**Written exercise:** Select every line below containing the word "小马拉大车".

··········

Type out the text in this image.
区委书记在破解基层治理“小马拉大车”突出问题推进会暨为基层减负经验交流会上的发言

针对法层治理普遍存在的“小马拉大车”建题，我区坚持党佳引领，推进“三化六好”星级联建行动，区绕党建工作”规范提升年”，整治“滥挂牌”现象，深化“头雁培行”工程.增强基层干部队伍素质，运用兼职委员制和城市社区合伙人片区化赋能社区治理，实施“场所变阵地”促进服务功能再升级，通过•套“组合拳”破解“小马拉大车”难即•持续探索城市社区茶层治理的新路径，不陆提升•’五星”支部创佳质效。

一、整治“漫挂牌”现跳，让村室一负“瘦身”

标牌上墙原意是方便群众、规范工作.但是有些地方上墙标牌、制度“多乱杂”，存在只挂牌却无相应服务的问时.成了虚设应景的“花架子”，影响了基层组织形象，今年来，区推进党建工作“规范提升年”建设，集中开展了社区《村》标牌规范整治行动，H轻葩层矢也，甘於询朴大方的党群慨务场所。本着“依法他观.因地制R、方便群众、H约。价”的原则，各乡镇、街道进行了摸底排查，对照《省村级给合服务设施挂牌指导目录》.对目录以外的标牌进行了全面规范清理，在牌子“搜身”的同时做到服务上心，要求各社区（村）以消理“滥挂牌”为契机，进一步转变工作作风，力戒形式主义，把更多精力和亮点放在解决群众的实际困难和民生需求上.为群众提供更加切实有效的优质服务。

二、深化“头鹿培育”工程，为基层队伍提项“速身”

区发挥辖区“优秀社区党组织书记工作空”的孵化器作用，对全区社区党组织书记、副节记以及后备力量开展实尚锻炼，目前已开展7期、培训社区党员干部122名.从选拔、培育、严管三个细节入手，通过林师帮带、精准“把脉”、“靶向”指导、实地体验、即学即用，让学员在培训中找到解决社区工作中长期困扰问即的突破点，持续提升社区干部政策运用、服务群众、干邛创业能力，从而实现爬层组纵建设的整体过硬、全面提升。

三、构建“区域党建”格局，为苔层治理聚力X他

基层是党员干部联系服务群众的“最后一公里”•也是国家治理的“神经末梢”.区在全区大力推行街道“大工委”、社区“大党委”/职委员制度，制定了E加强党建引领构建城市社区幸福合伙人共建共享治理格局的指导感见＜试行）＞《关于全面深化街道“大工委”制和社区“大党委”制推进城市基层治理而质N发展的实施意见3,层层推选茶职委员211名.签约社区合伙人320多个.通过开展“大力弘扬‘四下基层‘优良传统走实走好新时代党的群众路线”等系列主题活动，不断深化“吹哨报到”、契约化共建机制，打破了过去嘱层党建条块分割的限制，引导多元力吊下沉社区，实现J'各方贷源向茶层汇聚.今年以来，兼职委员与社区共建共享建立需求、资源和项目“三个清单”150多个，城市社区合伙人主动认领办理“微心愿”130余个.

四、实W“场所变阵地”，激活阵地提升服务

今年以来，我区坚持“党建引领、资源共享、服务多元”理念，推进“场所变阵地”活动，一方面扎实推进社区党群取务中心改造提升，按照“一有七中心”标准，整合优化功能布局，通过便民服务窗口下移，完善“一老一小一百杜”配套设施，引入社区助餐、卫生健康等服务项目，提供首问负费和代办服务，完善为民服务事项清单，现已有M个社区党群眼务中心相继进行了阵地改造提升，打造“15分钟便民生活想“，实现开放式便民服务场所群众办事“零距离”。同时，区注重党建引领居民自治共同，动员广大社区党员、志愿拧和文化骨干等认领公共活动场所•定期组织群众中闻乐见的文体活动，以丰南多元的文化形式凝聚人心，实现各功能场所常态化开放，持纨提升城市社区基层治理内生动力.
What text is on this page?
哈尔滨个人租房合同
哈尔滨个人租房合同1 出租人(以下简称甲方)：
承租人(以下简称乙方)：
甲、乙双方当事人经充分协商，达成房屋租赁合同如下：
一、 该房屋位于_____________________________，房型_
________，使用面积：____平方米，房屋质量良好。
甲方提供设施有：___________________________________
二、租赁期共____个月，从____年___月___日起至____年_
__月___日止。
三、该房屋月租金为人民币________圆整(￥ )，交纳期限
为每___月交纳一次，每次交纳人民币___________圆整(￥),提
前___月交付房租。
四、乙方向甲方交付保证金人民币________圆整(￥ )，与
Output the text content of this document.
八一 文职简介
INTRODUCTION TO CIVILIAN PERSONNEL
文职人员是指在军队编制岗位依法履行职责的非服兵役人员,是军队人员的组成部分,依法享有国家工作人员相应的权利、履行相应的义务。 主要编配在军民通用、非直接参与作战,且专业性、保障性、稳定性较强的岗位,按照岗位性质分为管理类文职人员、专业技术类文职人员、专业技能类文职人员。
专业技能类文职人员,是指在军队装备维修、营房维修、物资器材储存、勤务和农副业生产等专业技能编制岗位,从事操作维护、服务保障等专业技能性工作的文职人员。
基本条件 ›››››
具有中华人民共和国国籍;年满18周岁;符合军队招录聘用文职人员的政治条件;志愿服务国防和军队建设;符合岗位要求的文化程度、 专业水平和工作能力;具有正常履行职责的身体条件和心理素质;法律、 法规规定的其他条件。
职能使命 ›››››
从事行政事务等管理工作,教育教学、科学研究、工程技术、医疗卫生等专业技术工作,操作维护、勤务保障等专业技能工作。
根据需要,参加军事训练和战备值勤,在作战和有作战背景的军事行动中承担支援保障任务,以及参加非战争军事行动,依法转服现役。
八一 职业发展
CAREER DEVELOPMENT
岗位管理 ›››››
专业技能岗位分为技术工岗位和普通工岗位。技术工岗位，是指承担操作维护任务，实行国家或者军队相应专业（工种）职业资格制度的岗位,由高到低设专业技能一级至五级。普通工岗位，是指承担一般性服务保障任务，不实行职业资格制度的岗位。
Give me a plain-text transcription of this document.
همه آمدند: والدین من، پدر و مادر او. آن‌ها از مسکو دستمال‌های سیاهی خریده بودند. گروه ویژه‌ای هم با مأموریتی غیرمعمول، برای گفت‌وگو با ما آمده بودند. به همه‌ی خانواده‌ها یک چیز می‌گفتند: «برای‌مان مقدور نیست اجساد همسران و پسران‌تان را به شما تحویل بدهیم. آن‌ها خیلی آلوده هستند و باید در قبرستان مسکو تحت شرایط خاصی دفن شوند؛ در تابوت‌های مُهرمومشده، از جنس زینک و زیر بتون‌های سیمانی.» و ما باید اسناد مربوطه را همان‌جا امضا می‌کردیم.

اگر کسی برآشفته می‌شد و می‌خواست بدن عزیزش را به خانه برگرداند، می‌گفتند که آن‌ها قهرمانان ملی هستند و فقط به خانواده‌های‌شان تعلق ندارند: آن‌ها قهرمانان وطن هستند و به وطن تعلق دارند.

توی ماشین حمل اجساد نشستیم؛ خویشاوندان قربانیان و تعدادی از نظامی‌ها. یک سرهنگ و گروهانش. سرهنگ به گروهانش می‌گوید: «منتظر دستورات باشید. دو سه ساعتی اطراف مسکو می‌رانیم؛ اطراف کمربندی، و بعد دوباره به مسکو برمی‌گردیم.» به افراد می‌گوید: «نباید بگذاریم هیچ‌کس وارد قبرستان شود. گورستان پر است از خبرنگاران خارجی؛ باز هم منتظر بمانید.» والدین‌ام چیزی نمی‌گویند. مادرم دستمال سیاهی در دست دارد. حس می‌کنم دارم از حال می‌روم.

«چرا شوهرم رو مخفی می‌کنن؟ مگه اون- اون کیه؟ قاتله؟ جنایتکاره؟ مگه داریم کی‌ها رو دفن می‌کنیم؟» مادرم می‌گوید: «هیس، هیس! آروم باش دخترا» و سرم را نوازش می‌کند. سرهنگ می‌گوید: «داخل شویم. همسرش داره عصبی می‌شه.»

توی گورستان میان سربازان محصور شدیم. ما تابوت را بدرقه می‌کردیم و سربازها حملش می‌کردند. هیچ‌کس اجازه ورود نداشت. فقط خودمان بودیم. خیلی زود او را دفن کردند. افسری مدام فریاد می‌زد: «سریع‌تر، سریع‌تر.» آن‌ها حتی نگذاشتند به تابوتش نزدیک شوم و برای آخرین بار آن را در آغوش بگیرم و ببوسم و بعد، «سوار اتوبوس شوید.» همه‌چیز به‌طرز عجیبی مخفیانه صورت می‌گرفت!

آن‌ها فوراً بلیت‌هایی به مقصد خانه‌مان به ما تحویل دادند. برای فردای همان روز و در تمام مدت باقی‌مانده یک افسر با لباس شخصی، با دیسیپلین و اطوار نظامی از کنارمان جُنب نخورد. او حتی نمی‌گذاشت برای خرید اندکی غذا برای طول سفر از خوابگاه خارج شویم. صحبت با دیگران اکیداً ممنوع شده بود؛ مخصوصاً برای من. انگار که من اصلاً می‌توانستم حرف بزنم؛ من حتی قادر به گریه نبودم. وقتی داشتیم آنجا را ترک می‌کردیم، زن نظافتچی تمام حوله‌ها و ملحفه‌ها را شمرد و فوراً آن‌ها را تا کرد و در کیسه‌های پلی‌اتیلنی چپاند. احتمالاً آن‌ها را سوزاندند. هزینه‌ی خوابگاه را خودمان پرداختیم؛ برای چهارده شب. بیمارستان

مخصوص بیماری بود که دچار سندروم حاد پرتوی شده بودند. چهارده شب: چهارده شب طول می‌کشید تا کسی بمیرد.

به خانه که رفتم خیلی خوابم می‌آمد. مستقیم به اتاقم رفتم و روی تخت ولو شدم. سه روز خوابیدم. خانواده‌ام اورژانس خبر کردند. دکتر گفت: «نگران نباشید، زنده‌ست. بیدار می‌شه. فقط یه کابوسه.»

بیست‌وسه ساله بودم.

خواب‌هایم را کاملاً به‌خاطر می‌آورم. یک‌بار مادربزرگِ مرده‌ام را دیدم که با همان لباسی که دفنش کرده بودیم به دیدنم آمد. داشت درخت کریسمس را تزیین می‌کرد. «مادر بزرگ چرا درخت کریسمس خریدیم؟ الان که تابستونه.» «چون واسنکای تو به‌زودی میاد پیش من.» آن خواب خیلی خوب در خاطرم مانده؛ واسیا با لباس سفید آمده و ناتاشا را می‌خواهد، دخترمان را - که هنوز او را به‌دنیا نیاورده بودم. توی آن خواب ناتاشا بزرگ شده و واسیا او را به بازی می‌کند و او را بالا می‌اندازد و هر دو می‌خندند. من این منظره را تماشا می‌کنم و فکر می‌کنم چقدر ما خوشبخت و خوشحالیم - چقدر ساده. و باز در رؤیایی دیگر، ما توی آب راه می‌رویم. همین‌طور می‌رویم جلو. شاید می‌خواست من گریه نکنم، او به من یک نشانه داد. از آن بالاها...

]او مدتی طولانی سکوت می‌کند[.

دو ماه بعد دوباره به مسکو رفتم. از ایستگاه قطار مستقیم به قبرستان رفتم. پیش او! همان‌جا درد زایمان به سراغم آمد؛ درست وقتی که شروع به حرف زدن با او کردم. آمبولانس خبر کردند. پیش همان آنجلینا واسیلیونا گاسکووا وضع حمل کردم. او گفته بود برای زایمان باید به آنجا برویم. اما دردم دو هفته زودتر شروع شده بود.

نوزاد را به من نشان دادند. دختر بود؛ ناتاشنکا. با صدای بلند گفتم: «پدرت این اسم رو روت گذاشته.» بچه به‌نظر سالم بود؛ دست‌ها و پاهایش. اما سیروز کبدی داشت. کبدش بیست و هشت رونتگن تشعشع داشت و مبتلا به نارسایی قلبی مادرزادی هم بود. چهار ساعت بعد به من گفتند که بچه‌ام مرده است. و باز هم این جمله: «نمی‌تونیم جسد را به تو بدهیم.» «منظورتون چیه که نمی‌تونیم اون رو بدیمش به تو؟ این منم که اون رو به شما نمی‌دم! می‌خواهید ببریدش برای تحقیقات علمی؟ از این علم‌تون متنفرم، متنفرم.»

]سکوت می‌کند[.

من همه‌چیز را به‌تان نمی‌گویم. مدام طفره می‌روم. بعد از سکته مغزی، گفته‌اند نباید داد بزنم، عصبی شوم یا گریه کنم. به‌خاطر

··········

**The response:**
区委书记在破解基层治理“小马拉大车”突出问题推进会暨为基层减负经验交流会上的发言
针对法层治理普遍存在的“小马拉大车”建题，我区坚持党佳引领，推进“三化六好”星级联建行动，区绕党建工作”规范提升年”，整治“滥挂牌”现象，深化“头雁培行”工程.增强基层干部队伍素质，运用兼职委员制和城市社区合伙人片区化赋能社区治理，实施“场所变阵地”促进服务功能再升级，通过•套“组合拳”破解“小马拉大车”难即•持续探索城市社区茶层治理的新路径，不陆提升•’五星”支部创佳质效。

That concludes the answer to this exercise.